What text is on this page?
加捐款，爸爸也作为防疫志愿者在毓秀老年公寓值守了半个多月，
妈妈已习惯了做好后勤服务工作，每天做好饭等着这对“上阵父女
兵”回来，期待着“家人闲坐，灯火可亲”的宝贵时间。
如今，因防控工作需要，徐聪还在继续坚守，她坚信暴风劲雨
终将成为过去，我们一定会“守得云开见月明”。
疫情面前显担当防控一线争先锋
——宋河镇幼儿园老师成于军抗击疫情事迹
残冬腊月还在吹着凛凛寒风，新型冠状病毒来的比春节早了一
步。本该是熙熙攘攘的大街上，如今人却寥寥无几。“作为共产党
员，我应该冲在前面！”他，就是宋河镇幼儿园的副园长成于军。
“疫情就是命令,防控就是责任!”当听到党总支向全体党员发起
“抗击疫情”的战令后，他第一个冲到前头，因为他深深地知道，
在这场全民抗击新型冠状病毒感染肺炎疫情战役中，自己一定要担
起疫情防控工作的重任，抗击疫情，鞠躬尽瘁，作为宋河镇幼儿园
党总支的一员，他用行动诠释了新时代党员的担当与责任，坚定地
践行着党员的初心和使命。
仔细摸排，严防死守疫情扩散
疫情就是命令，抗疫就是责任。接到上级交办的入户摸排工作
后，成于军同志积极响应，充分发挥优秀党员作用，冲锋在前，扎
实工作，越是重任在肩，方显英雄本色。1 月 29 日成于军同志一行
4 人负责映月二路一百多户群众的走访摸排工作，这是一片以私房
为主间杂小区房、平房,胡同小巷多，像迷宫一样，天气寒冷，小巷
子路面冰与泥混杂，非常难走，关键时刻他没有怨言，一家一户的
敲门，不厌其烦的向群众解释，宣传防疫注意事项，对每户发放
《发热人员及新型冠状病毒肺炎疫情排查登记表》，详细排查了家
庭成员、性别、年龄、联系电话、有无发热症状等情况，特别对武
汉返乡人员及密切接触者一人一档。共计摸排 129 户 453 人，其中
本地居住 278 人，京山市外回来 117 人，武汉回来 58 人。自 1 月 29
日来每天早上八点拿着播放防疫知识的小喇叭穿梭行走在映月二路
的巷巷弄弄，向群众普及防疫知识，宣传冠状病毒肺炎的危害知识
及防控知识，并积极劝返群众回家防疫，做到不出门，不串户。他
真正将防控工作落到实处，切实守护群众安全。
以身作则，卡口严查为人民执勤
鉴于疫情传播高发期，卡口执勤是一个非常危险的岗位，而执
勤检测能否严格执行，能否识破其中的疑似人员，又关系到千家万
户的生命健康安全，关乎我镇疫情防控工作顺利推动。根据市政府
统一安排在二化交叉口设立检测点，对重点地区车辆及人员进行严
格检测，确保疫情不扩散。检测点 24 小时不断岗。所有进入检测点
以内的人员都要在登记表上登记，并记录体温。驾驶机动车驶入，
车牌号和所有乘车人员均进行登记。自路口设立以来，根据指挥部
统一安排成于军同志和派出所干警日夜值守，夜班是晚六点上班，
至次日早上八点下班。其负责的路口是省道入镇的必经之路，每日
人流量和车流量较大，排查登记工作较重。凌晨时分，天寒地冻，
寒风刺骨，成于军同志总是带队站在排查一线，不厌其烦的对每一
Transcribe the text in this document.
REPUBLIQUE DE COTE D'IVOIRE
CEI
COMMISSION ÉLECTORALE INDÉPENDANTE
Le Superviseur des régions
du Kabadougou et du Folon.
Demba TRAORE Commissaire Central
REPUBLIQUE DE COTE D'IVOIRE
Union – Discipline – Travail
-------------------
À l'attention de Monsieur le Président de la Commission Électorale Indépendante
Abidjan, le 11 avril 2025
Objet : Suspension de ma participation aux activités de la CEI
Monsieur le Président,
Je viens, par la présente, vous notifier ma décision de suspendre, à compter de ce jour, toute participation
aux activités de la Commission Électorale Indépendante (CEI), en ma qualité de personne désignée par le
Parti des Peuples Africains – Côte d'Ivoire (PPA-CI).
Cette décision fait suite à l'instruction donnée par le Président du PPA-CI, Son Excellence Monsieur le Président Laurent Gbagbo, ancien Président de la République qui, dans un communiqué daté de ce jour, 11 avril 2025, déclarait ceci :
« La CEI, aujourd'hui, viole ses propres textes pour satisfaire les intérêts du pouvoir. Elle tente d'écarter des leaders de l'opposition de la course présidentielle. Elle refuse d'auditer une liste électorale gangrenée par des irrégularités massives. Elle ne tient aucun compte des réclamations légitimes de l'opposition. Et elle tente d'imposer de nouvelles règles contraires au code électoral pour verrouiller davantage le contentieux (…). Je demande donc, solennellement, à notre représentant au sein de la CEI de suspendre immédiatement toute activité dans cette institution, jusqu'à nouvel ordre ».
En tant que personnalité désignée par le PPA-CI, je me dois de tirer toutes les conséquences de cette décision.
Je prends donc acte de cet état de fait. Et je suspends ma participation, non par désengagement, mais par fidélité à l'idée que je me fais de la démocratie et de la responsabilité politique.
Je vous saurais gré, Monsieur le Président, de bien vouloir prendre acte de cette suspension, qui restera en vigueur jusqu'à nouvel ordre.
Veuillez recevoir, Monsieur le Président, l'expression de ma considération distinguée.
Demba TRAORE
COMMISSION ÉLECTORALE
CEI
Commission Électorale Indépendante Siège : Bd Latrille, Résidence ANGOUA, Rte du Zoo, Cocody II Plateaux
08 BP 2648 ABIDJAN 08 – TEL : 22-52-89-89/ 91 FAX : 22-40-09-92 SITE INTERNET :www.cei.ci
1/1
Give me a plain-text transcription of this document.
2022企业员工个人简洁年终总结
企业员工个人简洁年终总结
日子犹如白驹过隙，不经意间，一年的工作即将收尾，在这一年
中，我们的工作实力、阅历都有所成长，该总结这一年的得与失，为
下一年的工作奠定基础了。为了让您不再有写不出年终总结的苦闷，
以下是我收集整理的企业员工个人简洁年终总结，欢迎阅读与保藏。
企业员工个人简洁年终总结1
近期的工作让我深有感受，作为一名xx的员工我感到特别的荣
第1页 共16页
-*-*-
● Exercise objective: What needs duplicating is the run of lines from the one containing "Give me a plain-text" through the last line of the entries above, exact and complete.

● Answer for this exercise:
Give me a plain-text transcription of this document.
2022企业员工个人简洁年终总结
企业员工个人简洁年终总结
日子犹如白驹过隙，不经意间，一年的工作即将收尾，在这一年
中，我们的工作实力、阅历都有所成长，该总结这一年的得与失，为
下一年的工作奠定基础了。为了让您不再有写不出年终总结的苦闷，
以下是我收集整理的企业员工个人简洁年终总结，欢迎阅读与保藏。
企业员工个人简洁年终总结1
近期的工作让我深有感受，作为一名xx的员工我感到特别的荣
第1页 共16页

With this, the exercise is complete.